### Short exercise
Show every line where "链球及格赛B" occurs.

### Data shown

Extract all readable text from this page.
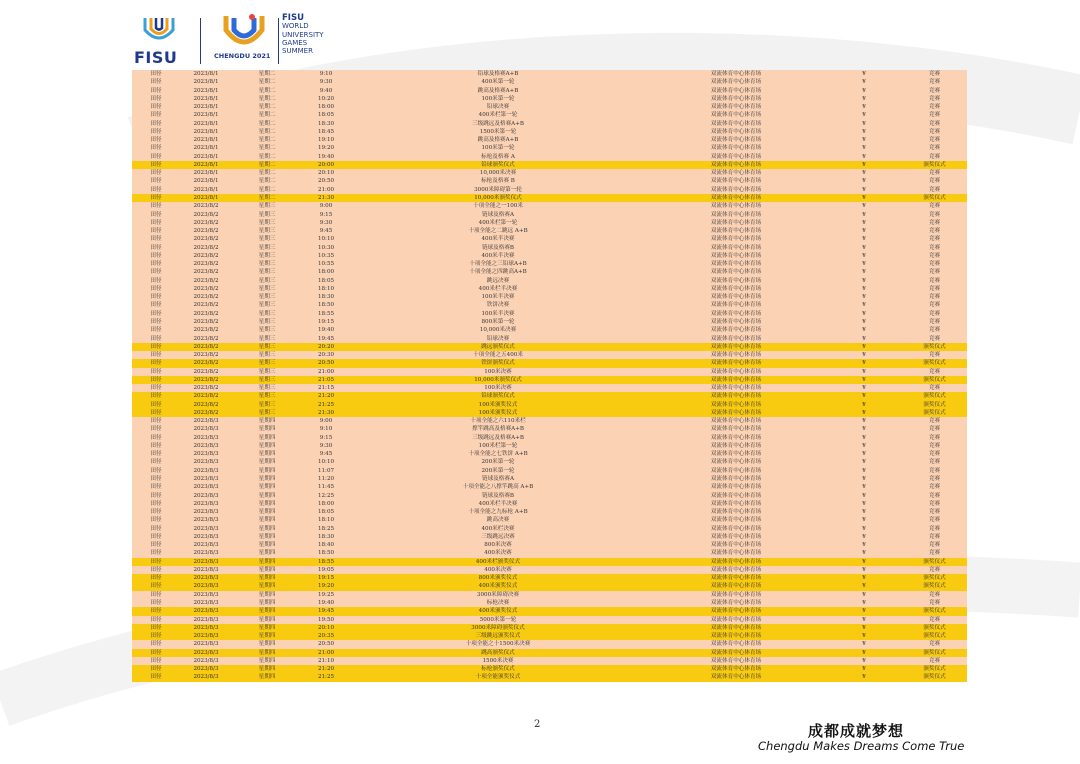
FISU	CHENGDU 2021
FISU
WORLD
UNIVERSITY
GAMES
SUMMER
田径	2023/8/1	星期二	9:10	铅球及格赛A+B	双流体育中心体育场	¥	竞赛
田径	2023/8/1	星期二	9:30	400米第一轮	双流体育中心体育场	¥	竞赛
田径	2023/8/1	星期二	9:40	跳高及格赛A+B	双流体育中心体育场	¥	竞赛
田径	2023/8/1	星期二	10:20	100米第一轮	双流体育中心体育场	¥	竞赛
田径	2023/8/1	星期二	18:00	铅球决赛	双流体育中心体育场	¥	竞赛
田径	2023/8/1	星期二	18:05	400米栏第一轮	双流体育中心体育场	¥	竞赛
田径	2023/8/1	星期二	18:30	三级跳远及格赛A+B	双流体育中心体育场	¥	竞赛
田径	2023/8/1	星期二	18:45	1500米第一轮	双流体育中心体育场	¥	竞赛
田径	2023/8/1	星期二	19:10	跳高及格赛A+B	双流体育中心体育场	¥	竞赛
田径	2023/8/1	星期二	19:20	100米第一轮	双流体育中心体育场	¥	竞赛
田径	2023/8/1	星期二	19:40	标枪及格赛 A	双流体育中心体育场	¥	竞赛
田径	2023/8/1	星期二	20:00	铅球颁奖仪式	双流体育中心体育场	¥	颁奖仪式
田径	2023/8/1	星期二	20:10	10,000米决赛	双流体育中心体育场	¥	竞赛
田径	2023/8/1	星期二	20:50	标枪及格赛 B	双流体育中心体育场	¥	竞赛
田径	2023/8/1	星期二	21:00	3000米障碍第一轮	双流体育中心体育场	¥	竞赛
田径	2023/8/1	星期二	21:30	10,000米颁奖仪式	双流体育中心体育场	¥	颁奖仪式
田径	2023/8/2	星期三	9:00	十项全能之一100米	双流体育中心体育场	¥	竞赛
田径	2023/8/2	星期三	9:15	链球及格赛A	双流体育中心体育场	¥	竞赛
田径	2023/8/2	星期三	9:30	400米栏第一轮	双流体育中心体育场	¥	竞赛
田径	2023/8/2	星期三	9:45	十项全能之二跳远 A+B	双流体育中心体育场	¥	竞赛
田径	2023/8/2	星期三	10:10	400米半决赛	双流体育中心体育场	¥	竞赛
田径	2023/8/2	星期三	10:30	链球及格赛B	双流体育中心体育场	¥	竞赛
田径	2023/8/2	星期三	10:35	400米半决赛	双流体育中心体育场	¥	竞赛
田径	2023/8/2	星期三	10:55	十项全能之三铅球A+B	双流体育中心体育场	¥	竞赛
田径	2023/8/2	星期三	18:00	十项全能之四跳高A+B	双流体育中心体育场	¥	竞赛
田径	2023/8/2	星期三	18:05	跳远决赛	双流体育中心体育场	¥	竞赛
田径	2023/8/2	星期三	18:10	400米栏半决赛	双流体育中心体育场	¥	竞赛
田径	2023/8/2	星期三	18:30	100米半决赛	双流体育中心体育场	¥	竞赛
田径	2023/8/2	星期三	18:50	铁饼决赛	双流体育中心体育场	¥	竞赛
田径	2023/8/2	星期三	18:55	100米半决赛	双流体育中心体育场	¥	竞赛
田径	2023/8/2	星期三	19:15	800米第一轮	双流体育中心体育场	¥	竞赛
田径	2023/8/2	星期三	19:40	10,000米决赛	双流体育中心体育场	¥	竞赛
田径	2023/8/2	星期三	19:45	铅球决赛	双流体育中心体育场	¥	竞赛
田径	2023/8/2	星期三	20:20	跳远颁奖仪式	双流体育中心体育场	¥	颁奖仪式
田径	2023/8/2	星期三	20:30	十项全能之五400米	双流体育中心体育场	¥	竞赛
田径	2023/8/2	星期三	20:50	铁饼颁奖仪式	双流体育中心体育场	¥	颁奖仪式
田径	2023/8/2	星期三	21:00	100米决赛	双流体育中心体育场	¥	竞赛
田径	2023/8/2	星期三	21:05	10,000米颁奖仪式	双流体育中心体育场	¥	颁奖仪式
田径	2023/8/2	星期三	21:15	100米决赛	双流体育中心体育场	¥	竞赛
田径	2023/8/2	星期三	21:20	铅球颁奖仪式	双流体育中心体育场	¥	颁奖仪式
田径	2023/8/2	星期三	21:25	100米颁奖仪式	双流体育中心体育场	¥	颁奖仪式
田径	2023/8/2	星期三	21:30	100米颁奖仪式	双流体育中心体育场	¥	颁奖仪式
田径	2023/8/3	星期四	9:00	十项全能之六110米栏	双流体育中心体育场	¥	竞赛
田径	2023/8/3	星期四	9:10	撑竿跳高及格赛A+B	双流体育中心体育场	¥	竞赛
田径	2023/8/3	星期四	9:15	三级跳远及格赛A+B	双流体育中心体育场	¥	竞赛
田径	2023/8/3	星期四	9:30	100米栏第一轮	双流体育中心体育场	¥	竞赛
田径	2023/8/3	星期四	9:45	十项全能之七铁饼 A+B	双流体育中心体育场	¥	竞赛
田径	2023/8/3	星期四	10:10	200米第一轮	双流体育中心体育场	¥	竞赛
田径	2023/8/3	星期四	11:07	200米第一轮	双流体育中心体育场	¥	竞赛
田径	2023/8/3	星期四	11:20	链球及格赛A	双流体育中心体育场	¥	竞赛
田径	2023/8/3	星期四	11:45	十项全能之八撑竿跳高 A+B	双流体育中心体育场	¥	竞赛
田径	2023/8/3	星期四	12:25	链球及格赛B	双流体育中心体育场	¥	竞赛
田径	2023/8/3	星期四	18:00	400米栏半决赛	双流体育中心体育场	¥	竞赛
田径	2023/8/3	星期四	18:05	十项全能之九标枪 A+B	双流体育中心体育场	¥	竞赛
田径	2023/8/3	星期四	18:10	跳高决赛	双流体育中心体育场	¥	竞赛
田径	2023/8/3	星期四	18:25	400米栏决赛	双流体育中心体育场	¥	竞赛
田径	2023/8/3	星期四	18:30	三级跳远决赛	双流体育中心体育场	¥	竞赛
田径	2023/8/3	星期四	18:40	800米决赛	双流体育中心体育场	¥	竞赛
田径	2023/8/3	星期四	18:50	400米决赛	双流体育中心体育场	¥	竞赛
田径	2023/8/3	星期四	18:55	400米栏颁奖仪式	双流体育中心体育场	¥	颁奖仪式
田径	2023/8/3	星期四	19:05	400米决赛	双流体育中心体育场	¥	竞赛
田径	2023/8/3	星期四	19:15	800米颁奖仪式	双流体育中心体育场	¥	颁奖仪式
田径	2023/8/3	星期四	19:20	400米颁奖仪式	双流体育中心体育场	¥	颁奖仪式
田径	2023/8/3	星期四	19:25	3000米障碍决赛	双流体育中心体育场	¥	竞赛
田径	2023/8/3	星期四	19:40	标枪决赛	双流体育中心体育场	¥	竞赛
田径	2023/8/3	星期四	19:45	400米颁奖仪式	双流体育中心体育场	¥	颁奖仪式
田径	2023/8/3	星期四	19:50	5000米第一轮	双流体育中心体育场	¥	竞赛
田径	2023/8/3	星期四	20:10	3000米障碍颁奖仪式	双流体育中心体育场	¥	颁奖仪式
田径	2023/8/3	星期四	20:35	三级跳远颁奖仪式	双流体育中心体育场	¥	颁奖仪式
田径	2023/8/3	星期四	20:50	十项全能之十1500米决赛	双流体育中心体育场	¥	竞赛
田径	2023/8/3	星期四	21:00	跳高颁奖仪式	双流体育中心体育场	¥	颁奖仪式
田径	2023/8/3	星期四	21:10	1500米决赛	双流体育中心体育场	¥	竞赛
田径	2023/8/3	星期四	21:20	标枪颁奖仪式	双流体育中心体育场	¥	颁奖仪式
田径	2023/8/3	星期四	21:25	十项全能颁奖仪式	双流体育中心体育场	¥	颁奖仪式
2	成都成就梦想
Chengdu Makes Dreams Come True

### Final answer
田径	2023/8/2	星期三	10:30	链球及格赛B	双流体育中心体育场	¥	竞赛
田径	2023/8/3	星期四	12:25	链球及格赛B	双流体育中心体育场	¥	竞赛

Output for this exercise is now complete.